*** RECORDED DATA
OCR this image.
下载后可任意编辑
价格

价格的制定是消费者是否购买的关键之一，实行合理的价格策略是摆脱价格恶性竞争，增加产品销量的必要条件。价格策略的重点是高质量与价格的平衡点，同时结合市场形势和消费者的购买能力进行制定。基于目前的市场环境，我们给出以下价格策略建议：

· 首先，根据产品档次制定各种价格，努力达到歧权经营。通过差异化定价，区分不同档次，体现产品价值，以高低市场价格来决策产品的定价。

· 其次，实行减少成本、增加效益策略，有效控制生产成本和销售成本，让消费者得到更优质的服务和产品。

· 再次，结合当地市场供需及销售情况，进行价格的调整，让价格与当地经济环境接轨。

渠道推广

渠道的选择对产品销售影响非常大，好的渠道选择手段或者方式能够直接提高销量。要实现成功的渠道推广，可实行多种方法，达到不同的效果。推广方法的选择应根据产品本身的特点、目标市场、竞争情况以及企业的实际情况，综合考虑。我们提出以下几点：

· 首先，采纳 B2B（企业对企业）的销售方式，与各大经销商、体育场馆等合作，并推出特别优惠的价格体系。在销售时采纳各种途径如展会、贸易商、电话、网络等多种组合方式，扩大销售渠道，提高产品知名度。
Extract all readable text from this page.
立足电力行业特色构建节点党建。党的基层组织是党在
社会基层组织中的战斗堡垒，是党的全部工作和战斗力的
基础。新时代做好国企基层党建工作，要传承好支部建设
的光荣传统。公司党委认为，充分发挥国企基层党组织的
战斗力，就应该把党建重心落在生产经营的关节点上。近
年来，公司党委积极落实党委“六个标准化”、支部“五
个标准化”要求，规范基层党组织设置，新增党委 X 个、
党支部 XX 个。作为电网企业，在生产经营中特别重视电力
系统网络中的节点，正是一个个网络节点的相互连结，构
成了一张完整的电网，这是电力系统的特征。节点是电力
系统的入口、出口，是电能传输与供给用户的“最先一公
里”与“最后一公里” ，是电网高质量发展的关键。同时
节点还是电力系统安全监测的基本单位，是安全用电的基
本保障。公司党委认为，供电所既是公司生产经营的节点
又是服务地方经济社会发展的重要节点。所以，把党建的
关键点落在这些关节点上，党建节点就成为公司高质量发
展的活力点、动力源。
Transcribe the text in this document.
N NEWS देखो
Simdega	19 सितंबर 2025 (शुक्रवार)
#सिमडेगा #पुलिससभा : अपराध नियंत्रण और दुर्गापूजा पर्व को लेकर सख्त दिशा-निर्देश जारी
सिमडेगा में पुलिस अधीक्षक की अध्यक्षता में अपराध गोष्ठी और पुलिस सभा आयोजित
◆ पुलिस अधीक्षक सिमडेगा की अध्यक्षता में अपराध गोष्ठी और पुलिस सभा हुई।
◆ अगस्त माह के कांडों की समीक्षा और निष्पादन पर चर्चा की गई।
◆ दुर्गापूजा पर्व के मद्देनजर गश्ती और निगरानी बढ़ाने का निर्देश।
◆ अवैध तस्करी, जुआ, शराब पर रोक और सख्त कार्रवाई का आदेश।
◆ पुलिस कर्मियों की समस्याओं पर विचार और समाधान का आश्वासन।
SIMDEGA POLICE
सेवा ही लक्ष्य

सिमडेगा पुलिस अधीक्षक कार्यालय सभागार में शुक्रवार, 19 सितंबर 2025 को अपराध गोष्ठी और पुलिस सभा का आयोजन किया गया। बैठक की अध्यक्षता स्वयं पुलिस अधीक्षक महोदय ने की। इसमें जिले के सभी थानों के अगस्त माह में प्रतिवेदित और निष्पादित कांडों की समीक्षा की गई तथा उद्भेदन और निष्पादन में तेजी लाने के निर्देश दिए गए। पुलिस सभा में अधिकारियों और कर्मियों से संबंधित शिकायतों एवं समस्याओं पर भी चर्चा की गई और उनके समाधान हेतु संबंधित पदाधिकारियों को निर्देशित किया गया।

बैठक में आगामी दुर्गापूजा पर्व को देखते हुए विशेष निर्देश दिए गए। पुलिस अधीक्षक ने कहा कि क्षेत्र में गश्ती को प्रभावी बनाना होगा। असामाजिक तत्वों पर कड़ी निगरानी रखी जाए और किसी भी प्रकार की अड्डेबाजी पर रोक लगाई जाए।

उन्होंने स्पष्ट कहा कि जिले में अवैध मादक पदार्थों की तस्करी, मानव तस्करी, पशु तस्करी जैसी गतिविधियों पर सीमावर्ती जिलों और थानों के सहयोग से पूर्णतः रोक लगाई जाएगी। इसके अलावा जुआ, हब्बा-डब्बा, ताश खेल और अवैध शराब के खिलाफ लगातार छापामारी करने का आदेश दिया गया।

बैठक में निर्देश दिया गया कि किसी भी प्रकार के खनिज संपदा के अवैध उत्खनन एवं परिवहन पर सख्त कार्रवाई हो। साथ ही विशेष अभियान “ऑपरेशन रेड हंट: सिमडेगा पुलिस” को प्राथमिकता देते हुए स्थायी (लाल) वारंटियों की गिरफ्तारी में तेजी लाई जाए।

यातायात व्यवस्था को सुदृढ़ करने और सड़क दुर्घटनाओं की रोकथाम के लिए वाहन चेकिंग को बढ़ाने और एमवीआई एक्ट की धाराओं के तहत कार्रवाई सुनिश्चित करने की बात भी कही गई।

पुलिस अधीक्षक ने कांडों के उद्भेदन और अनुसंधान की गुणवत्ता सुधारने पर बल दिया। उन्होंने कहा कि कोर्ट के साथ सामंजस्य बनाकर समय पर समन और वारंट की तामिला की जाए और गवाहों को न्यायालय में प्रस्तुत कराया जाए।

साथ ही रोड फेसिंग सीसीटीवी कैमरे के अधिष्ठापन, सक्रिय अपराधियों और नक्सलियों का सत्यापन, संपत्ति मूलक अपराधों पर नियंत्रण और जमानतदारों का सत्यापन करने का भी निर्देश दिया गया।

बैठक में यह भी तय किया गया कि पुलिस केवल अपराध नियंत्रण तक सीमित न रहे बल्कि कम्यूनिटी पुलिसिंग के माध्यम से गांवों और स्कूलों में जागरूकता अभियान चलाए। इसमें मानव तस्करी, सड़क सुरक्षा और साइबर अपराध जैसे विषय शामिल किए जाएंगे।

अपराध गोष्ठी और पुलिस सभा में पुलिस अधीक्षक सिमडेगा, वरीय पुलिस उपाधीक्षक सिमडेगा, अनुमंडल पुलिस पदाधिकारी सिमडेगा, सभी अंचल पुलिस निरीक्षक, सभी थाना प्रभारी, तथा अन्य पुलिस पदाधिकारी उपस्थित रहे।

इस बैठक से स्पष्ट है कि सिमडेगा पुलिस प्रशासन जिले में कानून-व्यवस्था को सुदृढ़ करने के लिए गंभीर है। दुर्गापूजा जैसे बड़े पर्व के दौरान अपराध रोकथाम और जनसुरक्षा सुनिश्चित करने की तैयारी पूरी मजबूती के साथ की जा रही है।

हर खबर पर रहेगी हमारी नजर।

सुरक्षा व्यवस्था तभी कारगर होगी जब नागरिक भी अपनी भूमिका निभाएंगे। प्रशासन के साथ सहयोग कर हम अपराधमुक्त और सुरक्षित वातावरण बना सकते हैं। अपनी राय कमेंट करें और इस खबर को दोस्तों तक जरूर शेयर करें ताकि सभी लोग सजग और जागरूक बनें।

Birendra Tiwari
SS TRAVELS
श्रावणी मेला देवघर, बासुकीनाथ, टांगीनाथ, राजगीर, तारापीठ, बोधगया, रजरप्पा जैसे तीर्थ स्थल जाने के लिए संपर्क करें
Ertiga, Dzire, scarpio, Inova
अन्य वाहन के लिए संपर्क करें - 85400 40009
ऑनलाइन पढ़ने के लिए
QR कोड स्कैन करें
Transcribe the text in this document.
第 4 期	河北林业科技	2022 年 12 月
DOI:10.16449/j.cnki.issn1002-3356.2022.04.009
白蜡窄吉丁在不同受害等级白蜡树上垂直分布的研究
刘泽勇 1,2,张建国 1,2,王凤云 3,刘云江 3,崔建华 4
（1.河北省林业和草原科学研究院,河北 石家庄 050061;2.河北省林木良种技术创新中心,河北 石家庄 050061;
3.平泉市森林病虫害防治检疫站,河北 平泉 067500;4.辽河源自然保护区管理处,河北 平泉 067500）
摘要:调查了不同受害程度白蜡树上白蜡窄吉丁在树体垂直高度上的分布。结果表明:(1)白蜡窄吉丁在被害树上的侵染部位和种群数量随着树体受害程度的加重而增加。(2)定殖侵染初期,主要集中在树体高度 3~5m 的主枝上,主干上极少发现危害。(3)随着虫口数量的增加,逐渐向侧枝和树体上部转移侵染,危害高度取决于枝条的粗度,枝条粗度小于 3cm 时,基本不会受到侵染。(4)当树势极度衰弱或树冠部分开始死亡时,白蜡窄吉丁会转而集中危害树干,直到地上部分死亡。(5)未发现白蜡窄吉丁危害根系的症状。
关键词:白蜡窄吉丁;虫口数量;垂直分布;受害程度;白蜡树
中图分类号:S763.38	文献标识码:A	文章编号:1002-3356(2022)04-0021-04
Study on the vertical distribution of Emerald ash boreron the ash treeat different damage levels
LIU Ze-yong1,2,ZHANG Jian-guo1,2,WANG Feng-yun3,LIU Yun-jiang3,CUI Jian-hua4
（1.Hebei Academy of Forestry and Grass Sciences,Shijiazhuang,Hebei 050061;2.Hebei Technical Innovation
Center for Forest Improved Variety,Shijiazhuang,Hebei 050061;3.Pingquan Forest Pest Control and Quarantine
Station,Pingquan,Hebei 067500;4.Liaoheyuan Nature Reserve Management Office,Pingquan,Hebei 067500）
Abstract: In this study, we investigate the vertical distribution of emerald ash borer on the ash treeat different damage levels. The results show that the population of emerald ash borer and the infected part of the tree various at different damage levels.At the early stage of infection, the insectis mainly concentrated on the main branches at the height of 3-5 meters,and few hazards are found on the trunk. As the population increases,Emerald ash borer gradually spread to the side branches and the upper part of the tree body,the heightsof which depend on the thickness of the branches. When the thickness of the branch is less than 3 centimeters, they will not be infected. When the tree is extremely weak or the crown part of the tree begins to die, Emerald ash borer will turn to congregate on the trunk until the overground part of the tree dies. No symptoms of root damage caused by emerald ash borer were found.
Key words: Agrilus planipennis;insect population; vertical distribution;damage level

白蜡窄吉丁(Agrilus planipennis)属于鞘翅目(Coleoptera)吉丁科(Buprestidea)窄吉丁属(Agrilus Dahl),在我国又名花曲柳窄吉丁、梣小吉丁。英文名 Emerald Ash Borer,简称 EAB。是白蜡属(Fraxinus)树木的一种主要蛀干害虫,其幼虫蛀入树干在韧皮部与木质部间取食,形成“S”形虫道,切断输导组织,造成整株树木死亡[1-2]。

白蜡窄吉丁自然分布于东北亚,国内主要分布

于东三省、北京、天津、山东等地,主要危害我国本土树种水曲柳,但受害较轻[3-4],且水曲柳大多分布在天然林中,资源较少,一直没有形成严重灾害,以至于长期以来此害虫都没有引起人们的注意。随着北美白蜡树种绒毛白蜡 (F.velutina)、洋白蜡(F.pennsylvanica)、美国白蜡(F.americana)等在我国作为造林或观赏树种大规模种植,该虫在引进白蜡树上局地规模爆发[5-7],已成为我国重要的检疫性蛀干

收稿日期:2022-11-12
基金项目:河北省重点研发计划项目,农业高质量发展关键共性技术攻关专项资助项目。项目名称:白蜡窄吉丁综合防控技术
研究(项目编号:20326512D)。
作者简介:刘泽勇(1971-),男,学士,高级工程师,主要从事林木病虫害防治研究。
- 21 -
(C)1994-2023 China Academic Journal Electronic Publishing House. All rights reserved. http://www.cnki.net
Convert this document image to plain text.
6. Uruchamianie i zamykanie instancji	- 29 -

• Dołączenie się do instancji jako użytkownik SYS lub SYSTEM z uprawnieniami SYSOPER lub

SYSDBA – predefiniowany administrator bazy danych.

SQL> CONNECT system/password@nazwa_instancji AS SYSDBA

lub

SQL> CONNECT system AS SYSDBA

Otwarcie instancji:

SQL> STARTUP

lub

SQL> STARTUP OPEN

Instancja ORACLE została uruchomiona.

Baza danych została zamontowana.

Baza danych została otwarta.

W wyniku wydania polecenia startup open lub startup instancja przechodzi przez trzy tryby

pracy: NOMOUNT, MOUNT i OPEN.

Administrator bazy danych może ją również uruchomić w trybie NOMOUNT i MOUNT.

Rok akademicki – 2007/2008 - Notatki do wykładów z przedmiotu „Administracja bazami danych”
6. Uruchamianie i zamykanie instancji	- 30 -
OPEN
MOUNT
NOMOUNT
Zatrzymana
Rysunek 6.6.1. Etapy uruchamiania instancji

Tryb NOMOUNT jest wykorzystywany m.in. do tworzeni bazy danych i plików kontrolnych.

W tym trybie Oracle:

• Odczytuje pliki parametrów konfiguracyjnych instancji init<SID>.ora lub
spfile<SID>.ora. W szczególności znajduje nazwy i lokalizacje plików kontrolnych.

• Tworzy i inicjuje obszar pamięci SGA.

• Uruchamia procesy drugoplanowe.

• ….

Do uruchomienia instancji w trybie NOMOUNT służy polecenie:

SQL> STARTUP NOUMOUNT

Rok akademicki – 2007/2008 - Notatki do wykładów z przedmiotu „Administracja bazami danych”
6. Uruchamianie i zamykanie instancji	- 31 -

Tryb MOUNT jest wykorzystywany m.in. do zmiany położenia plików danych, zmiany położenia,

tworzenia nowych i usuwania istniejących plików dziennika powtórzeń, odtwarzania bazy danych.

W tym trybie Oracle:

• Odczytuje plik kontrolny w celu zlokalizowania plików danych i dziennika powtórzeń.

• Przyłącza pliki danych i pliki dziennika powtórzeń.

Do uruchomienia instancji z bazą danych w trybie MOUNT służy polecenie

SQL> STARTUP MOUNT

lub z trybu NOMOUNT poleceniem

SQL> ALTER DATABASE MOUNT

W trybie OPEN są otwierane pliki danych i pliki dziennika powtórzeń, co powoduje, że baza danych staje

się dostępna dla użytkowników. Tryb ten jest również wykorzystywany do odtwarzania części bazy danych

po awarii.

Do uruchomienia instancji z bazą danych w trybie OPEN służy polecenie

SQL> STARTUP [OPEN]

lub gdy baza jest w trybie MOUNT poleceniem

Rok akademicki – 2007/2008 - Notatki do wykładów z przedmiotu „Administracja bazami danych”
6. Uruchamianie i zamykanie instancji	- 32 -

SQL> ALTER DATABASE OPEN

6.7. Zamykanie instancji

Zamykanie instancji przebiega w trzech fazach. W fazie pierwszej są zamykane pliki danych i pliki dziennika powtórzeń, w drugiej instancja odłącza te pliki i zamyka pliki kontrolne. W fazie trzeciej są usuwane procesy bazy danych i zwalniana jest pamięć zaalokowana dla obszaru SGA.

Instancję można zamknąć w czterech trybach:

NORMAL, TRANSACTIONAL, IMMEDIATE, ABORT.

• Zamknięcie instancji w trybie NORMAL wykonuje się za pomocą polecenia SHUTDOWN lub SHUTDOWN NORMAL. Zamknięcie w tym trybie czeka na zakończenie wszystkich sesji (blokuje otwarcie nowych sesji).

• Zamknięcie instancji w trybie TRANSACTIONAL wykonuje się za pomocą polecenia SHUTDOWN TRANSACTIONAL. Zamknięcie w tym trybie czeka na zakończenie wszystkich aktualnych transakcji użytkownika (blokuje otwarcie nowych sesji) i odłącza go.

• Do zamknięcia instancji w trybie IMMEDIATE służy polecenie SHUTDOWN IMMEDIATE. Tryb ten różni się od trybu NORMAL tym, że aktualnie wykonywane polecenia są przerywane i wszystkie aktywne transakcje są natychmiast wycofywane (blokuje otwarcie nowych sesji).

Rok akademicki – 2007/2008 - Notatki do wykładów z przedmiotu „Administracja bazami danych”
******
• **REQUIRED WORK**
Gather each line that holds "blokuje".

• **FINAL RESULT**
• Zamknięcie instancji w trybie NORMAL wykonuje się za pomocą polecenia SHUTDOWN lub SHUTDOWN NORMAL. Zamknięcie w tym trybie czeka na zakończenie wszystkich sesji (blokuje otwarcie nowych sesji).
• Zamknięcie instancji w trybie TRANSACTIONAL wykonuje się za pomocą polecenia SHUTDOWN TRANSACTIONAL. Zamknięcie w tym trybie czeka na zakończenie wszystkich aktualnych transakcji użytkownika (blokuje otwarcie nowych sesji) i odłącza go.
• Do zamknięcia instancji w trybie IMMEDIATE służy polecenie SHUTDOWN IMMEDIATE. Tryb ten różni się od trybu NORMAL tym, że aktualnie wykonywane polecenia są przerywane i wszystkie aktywne transakcje są natychmiast wycofywane (blokuje otwarcie nowych sesji).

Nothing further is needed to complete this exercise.